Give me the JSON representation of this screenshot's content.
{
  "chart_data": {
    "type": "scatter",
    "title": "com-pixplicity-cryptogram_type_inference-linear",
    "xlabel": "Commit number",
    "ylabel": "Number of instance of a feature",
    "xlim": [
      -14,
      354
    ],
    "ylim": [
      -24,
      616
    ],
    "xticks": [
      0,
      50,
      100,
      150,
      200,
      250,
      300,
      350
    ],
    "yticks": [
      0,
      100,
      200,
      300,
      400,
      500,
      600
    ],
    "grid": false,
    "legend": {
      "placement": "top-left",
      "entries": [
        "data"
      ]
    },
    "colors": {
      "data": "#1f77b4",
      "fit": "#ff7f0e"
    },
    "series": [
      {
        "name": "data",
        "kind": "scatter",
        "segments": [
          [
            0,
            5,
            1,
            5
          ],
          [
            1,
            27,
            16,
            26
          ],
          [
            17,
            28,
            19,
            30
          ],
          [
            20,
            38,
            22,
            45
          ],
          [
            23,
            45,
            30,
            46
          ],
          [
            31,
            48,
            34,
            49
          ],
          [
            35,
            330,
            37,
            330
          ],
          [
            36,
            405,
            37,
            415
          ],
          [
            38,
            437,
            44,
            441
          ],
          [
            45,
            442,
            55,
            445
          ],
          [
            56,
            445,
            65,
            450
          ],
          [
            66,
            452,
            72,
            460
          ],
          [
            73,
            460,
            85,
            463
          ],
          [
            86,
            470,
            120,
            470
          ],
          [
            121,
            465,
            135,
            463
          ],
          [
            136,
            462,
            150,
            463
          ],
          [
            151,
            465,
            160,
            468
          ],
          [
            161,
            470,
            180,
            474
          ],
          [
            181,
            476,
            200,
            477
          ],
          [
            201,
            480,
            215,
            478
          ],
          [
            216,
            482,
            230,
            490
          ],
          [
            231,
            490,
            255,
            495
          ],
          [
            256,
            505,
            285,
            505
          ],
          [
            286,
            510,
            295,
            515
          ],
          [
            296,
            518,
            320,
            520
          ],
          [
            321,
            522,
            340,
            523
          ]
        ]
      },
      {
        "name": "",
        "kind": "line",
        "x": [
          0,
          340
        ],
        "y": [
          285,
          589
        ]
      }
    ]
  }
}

- - -

DIRECTIONS – Reproduce the whole listing word for word.

ANSWER TO THE TASK –
Give me the JSON representation of this screenshot's content.
{
  "chart_data": {
    "type": "scatter",
    "title": "com-pixplicity-cryptogram_type_inference-linear",
    "xlabel": "Commit number",
    "ylabel": "Number of instance of a feature",
    "xlim": [
      -14,
      354
    ],
    "ylim": [
      -24,
      616
    ],
    "xticks": [
      0,
      50,
      100,
      150,
      200,
      250,
      300,
      350
    ],
    "yticks": [
      0,
      100,
      200,
      300,
      400,
      500,
      600
    ],
    "grid": false,
    "legend": {
      "placement": "top-left",
      "entries": [
        "data"
      ]
    },
    "colors": {
      "data": "#1f77b4",
      "fit": "#ff7f0e"
    },
    "series": [
      {
        "name": "data",
        "kind": "scatter",
        "segments": [
          [
            0,
            5,
            1,
            5
          ],
          [
            1,
            27,
            16,
            26
          ],
          [
            17,
            28,
            19,
            30
          ],
          [
            20,
            38,
            22,
            45
          ],
          [
            23,
            45,
            30,
            46
          ],
          [
            31,
            48,
            34,
            49
          ],
          [
            35,
            330,
            37,
            330
          ],
          [
            36,
            405,
            37,
            415
          ],
          [
            38,
            437,
            44,
            441
          ],
          [
            45,
            442,
            55,
            445
          ],
          [
            56,
            445,
            65,
            450
          ],
          [
            66,
            452,
            72,
            460
          ],
          [
            73,
            460,
            85,
            463
          ],
          [
            86,
            470,
            120,
            470
          ],
          [
            121,
            465,
            135,
            463
          ],
          [
            136,
            462,
            150,
            463
          ],
          [
            151,
            465,
            160,
            468
          ],
          [
            161,
            470,
            180,
            474
          ],
          [
            181,
            476,
            200,
            477
          ],
          [
            201,
            480,
            215,
            478
          ],
          [
            216,
            482,
            230,
            490
          ],
          [
            231,
            490,
            255,
            495
          ],
          [
            256,
            505,
            285,
            505
          ],
          [
            286,
            510,
            295,
            515
          ],
          [
            296,
            518,
            320,
            520
          ],
          [
            321,
            522,
            340,
            523
          ]
        ]
      },
      {
        "name": "",
        "kind": "line",
        "x": [
          0,
          340
        ],
        "y": [
          285,
          589
        ]
      }
    ]
  }
}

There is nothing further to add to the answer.